* Task statement: Repeat every line below exactly, word for word.

# start of Record excerpts

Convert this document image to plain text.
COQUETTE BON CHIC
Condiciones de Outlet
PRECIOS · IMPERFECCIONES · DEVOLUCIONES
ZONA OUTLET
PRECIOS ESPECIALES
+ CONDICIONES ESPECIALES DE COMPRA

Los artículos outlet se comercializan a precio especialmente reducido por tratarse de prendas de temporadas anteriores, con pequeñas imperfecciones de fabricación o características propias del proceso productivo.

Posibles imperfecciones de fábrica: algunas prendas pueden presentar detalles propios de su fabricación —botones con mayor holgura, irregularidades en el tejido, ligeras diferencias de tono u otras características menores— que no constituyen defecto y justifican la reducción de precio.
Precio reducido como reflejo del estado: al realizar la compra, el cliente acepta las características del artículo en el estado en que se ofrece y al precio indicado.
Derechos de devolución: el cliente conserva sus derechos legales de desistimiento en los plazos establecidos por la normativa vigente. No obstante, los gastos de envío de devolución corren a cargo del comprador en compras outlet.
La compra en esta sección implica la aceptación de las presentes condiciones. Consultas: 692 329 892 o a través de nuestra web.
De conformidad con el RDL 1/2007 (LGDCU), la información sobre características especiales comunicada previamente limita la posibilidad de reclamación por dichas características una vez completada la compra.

# end of Record excerpts

* Written answer:
Convert this document image to plain text.
COQUETTE BON CHIC
Condiciones de Outlet
PRECIOS · IMPERFECCIONES · DEVOLUCIONES
ZONA OUTLET
PRECIOS ESPECIALES
+ CONDICIONES ESPECIALES DE COMPRA

Los artículos outlet se comercializan a precio especialmente reducido por tratarse de prendas de temporadas anteriores, con pequeñas imperfecciones de fabricación o características propias del proceso productivo.

Posibles imperfecciones de fábrica: algunas prendas pueden presentar detalles propios de su fabricación —botones con mayor holgura, irregularidades en el tejido, ligeras diferencias de tono u otras características menores— que no constituyen defecto y justifican la reducción de precio.
Precio reducido como reflejo del estado: al realizar la compra, el cliente acepta las características del artículo en el estado en que se ofrece y al precio indicado.
Derechos de devolución: el cliente conserva sus derechos legales de desistimiento en los plazos establecidos por la normativa vigente. No obstante, los gastos de envío de devolución corren a cargo del comprador en compras outlet.
La compra en esta sección implica la aceptación de las presentes condiciones. Consultas: 692 329 892 o a través de nuestra web.
De conformidad con el RDL 1/2007 (LGDCU), la información sobre características especiales comunicada previamente limita la posibilidad de reclamación por dichas características una vez completada la compra.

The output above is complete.